DATA SHOWN -
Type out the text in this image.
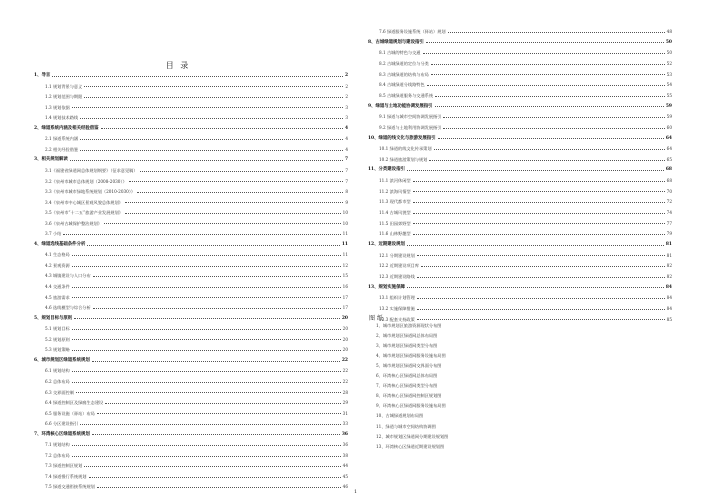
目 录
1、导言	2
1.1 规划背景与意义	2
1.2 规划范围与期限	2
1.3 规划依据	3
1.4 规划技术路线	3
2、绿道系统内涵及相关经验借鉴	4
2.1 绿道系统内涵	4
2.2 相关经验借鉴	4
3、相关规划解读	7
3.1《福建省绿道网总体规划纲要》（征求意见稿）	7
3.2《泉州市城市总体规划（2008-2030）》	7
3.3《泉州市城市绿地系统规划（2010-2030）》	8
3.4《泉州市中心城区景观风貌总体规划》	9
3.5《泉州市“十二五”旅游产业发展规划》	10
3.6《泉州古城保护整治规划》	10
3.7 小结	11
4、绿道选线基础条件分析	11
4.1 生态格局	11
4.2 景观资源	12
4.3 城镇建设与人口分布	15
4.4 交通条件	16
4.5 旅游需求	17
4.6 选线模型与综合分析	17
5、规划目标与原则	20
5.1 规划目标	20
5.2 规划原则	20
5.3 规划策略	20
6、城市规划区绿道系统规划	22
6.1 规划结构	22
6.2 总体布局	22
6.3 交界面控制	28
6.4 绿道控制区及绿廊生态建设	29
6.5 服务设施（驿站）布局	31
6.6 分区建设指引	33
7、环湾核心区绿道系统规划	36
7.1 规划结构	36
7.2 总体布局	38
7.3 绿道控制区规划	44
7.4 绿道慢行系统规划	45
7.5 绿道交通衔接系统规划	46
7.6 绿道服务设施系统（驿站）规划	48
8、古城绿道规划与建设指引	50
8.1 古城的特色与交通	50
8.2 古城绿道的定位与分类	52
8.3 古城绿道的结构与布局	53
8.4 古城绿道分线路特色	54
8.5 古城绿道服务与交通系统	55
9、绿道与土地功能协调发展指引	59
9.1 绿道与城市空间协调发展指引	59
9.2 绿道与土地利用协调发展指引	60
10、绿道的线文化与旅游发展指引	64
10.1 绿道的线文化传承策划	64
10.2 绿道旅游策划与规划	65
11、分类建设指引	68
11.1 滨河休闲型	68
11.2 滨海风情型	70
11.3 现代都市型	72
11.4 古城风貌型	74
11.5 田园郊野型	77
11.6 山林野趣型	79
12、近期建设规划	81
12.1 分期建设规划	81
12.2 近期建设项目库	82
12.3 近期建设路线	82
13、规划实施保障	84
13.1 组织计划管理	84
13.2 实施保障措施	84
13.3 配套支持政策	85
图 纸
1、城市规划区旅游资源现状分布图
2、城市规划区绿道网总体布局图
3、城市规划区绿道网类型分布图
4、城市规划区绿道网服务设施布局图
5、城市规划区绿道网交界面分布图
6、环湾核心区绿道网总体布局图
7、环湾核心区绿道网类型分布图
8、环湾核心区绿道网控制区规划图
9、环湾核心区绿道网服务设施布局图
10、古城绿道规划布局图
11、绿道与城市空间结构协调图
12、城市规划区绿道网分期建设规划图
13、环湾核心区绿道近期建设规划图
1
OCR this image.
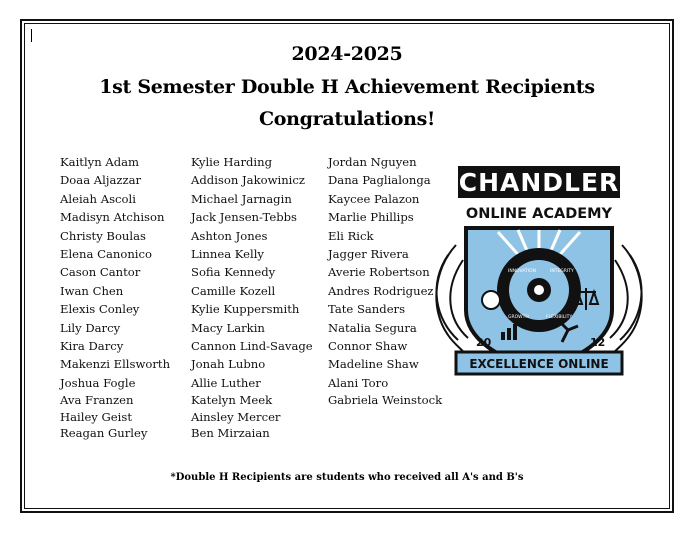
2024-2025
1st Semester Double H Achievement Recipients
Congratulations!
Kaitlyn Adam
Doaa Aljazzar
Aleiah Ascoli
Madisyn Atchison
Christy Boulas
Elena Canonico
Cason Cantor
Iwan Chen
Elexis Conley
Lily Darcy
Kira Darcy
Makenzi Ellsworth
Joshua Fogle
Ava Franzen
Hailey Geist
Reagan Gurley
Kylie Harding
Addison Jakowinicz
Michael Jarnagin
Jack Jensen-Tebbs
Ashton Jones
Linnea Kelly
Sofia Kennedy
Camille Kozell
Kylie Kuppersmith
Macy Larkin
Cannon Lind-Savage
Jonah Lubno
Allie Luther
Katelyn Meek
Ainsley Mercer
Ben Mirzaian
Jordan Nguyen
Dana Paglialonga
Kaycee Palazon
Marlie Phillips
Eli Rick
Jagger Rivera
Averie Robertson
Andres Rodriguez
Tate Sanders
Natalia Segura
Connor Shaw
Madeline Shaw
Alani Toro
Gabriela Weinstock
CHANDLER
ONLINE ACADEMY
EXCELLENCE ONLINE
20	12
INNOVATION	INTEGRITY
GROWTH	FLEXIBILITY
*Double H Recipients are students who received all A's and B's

PROBLEM TO WORK ON -
Skip the pictures and write out exactly the lines from the line containing "OCR this image." through the end of the listing above.

REPLY TO THE TASK -
OCR this image.
2024-2025
1st Semester Double H Achievement Recipients
Congratulations!
Kaitlyn Adam
Doaa Aljazzar
Aleiah Ascoli
Madisyn Atchison
Christy Boulas
Elena Canonico
Cason Cantor
Iwan Chen
Elexis Conley
Lily Darcy
Kira Darcy
Makenzi Ellsworth
Joshua Fogle
Ava Franzen
Hailey Geist
Reagan Gurley
Kylie Harding
Addison Jakowinicz
Michael Jarnagin
Jack Jensen-Tebbs
Ashton Jones
Linnea Kelly
Sofia Kennedy
Camille Kozell
Kylie Kuppersmith
Macy Larkin
Cannon Lind-Savage
Jonah Lubno
Allie Luther
Katelyn Meek
Ainsley Mercer
Ben Mirzaian
Jordan Nguyen
Dana Paglialonga
Kaycee Palazon
Marlie Phillips
Eli Rick
Jagger Rivera
Averie Robertson
Andres Rodriguez
Tate Sanders
Natalia Segura
Connor Shaw
Madeline Shaw
Alani Toro
Gabriela Weinstock
CHANDLER
ONLINE ACADEMY
EXCELLENCE ONLINE
20	12
INNOVATION	INTEGRITY
GROWTH	FLEXIBILITY
*Double H Recipients are students who received all A's and B's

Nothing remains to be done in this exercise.